[Figure collection entries]
^^^^
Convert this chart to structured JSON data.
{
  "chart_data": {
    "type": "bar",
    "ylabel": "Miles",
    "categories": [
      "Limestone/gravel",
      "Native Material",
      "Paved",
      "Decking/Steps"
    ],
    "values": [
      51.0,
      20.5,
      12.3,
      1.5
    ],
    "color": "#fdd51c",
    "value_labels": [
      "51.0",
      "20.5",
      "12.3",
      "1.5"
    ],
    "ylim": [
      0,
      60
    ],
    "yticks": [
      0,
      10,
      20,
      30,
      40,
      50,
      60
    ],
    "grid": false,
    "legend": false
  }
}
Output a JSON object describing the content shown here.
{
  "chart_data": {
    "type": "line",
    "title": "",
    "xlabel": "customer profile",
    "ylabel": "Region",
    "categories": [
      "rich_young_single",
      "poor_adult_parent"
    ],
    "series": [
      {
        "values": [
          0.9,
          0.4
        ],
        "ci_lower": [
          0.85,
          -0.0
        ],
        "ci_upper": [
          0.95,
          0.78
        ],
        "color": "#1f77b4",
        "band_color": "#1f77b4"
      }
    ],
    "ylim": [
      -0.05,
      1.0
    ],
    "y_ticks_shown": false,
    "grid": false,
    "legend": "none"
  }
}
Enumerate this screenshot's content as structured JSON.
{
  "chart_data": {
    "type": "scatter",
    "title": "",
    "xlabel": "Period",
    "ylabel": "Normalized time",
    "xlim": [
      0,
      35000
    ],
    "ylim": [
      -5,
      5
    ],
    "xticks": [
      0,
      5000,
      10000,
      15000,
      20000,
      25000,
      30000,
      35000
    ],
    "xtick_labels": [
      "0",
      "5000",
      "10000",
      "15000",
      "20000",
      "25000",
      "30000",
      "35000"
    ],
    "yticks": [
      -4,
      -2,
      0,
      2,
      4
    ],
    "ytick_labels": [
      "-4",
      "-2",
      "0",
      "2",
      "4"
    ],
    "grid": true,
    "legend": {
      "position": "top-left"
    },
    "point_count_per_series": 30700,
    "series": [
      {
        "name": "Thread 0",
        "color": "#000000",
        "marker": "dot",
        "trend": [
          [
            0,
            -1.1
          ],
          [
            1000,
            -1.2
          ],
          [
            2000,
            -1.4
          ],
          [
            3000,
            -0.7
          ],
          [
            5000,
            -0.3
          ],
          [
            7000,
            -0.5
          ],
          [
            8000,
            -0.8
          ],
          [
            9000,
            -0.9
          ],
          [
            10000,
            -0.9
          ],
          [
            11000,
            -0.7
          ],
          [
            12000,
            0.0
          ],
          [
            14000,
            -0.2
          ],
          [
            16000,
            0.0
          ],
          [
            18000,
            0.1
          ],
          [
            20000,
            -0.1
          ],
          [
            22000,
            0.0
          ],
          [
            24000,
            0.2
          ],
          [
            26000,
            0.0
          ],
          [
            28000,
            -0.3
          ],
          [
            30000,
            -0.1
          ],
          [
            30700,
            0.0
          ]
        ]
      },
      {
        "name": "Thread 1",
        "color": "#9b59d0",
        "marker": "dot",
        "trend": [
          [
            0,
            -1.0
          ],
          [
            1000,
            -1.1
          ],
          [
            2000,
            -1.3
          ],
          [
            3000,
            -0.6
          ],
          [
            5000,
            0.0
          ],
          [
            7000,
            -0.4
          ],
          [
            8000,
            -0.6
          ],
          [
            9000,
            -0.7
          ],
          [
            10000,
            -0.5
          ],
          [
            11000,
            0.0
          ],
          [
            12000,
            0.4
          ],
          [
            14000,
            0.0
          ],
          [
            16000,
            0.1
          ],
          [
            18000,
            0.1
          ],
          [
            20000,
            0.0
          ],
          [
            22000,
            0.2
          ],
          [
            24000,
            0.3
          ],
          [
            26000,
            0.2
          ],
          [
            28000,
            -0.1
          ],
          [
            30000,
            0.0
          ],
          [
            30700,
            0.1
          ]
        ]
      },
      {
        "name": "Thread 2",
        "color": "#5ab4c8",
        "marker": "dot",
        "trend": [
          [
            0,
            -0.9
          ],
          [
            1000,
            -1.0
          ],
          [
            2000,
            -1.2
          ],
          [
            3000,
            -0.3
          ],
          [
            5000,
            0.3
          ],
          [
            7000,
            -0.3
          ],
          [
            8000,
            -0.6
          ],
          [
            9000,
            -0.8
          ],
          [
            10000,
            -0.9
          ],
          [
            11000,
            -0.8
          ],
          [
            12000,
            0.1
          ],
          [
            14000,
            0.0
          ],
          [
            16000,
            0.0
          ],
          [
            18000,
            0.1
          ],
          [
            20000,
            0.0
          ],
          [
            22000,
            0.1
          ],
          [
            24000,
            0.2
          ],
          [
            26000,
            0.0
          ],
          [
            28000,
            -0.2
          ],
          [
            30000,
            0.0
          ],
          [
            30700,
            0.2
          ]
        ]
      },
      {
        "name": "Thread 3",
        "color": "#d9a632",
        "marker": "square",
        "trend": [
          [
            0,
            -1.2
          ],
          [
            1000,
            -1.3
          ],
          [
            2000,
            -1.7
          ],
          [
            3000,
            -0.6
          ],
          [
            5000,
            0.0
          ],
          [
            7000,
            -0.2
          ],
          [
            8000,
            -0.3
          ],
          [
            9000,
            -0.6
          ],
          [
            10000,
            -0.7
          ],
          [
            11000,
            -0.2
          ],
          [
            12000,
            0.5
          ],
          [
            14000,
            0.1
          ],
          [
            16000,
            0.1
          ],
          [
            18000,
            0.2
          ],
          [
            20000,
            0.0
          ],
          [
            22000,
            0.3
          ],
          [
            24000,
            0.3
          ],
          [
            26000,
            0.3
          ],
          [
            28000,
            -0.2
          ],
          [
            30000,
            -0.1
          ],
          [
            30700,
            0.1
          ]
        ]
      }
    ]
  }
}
^^^^
**Exercise requirements:** Copy out each line in the preceding records that contains "xlabel".

**Answer to this task:**
    "xlabel": "customer profile",
    "xlabel": "Period",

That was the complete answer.